TASK PROMPT:
How would you translate this sentence from the Triton batching documentation into Spanish: "The Dynamic Batcher enables server-side batching for stateless models without requiring clients to pre-form batches."?

Batchers — NVIDIA Triton Inference Server
NVIDIA Triton Inference Server documentation — docs.nvidia.com/deeplearning/triton-inference-server
Abstract
This article covers Triton’s three batching mechanisms — Dynamic Batcher, Custom Batcher, and Sequence Batcher — which allow the server to automatically combine individual inference requests into batches for higher GPU utilisation and throughput. The Dynamic Batcher is the primary tool for stateless models, assembling batches from queued requests up to a configured maximum size, with optional delay to improve fill rate. The Sequence Batcher handles stateful models, routing all requests belonging to a session to the same model instance to preserve state. Custom batching extends the Dynamic Batcher with user-defined C functions that control which requests can be grouped together.
Dynamic Batcher
The Dynamic Batcher enables server-side batching for stateless models without requiring clients to pre-form batches. It is enabled per model via ModelDynamicBatching in the model config.

[Stored data]
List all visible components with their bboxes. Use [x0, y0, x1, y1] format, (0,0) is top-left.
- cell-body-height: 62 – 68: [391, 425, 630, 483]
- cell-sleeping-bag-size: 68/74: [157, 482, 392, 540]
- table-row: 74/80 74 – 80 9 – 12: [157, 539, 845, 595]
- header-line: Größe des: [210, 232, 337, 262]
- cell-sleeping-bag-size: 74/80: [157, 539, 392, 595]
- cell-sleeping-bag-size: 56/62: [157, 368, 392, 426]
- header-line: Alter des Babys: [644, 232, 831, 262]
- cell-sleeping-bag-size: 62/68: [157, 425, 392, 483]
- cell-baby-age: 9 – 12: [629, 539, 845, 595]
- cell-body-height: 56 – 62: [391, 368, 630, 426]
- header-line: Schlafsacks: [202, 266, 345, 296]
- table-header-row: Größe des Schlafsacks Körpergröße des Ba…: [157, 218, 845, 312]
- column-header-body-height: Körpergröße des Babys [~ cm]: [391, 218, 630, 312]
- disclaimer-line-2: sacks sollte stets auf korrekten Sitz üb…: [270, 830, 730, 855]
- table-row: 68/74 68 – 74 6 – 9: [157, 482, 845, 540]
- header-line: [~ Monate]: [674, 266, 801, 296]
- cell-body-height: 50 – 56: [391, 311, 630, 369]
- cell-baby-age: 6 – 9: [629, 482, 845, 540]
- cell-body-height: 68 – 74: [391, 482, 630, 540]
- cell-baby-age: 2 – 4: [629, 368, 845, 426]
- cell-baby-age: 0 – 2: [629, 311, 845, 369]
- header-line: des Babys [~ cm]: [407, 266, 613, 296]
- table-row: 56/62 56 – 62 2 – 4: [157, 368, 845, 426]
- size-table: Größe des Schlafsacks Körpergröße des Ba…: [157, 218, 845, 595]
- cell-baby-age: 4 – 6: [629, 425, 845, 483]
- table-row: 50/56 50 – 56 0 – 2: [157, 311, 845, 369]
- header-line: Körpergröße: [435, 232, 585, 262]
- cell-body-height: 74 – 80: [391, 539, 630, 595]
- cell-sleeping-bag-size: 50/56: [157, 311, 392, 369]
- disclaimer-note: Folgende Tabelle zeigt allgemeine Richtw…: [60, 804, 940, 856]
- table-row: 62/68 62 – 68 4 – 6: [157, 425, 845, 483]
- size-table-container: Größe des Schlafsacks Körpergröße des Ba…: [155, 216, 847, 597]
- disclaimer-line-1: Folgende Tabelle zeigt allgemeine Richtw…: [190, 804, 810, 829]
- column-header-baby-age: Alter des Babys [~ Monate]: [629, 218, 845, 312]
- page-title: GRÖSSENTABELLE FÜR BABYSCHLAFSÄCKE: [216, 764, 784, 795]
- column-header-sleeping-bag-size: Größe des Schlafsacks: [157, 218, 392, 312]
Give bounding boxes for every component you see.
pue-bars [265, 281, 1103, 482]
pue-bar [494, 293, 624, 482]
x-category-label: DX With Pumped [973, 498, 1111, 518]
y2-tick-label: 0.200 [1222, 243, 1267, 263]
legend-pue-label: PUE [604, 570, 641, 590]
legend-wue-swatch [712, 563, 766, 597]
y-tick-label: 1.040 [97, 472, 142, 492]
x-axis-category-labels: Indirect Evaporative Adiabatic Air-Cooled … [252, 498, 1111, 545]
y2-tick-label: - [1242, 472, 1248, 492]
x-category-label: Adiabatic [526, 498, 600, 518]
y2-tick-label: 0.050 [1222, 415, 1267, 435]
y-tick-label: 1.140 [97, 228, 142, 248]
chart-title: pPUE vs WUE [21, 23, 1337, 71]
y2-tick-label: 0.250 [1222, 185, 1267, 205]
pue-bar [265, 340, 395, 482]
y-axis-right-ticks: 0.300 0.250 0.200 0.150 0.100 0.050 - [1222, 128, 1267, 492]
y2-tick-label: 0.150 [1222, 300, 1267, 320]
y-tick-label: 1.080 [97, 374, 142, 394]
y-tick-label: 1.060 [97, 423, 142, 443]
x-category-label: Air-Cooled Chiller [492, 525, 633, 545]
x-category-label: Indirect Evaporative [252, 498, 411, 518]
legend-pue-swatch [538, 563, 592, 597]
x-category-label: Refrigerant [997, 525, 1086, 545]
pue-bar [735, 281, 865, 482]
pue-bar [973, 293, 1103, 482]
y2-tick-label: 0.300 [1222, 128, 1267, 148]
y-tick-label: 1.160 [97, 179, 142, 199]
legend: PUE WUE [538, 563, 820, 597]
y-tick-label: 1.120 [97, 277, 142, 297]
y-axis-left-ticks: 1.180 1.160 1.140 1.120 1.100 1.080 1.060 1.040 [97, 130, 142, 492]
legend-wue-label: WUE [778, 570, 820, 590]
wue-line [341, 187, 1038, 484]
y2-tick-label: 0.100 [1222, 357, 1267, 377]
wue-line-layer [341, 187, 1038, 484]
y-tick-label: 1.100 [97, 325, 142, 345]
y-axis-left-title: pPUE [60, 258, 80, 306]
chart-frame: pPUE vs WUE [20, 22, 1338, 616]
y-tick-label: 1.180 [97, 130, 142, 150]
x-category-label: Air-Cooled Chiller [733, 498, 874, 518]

EXERCISE SOLUTION:
El Dynamic Batcher habilita el procesamiento por lotes del lado del servidor para modelos sin estado, sin exigir que los clientes formen los lotes previamente.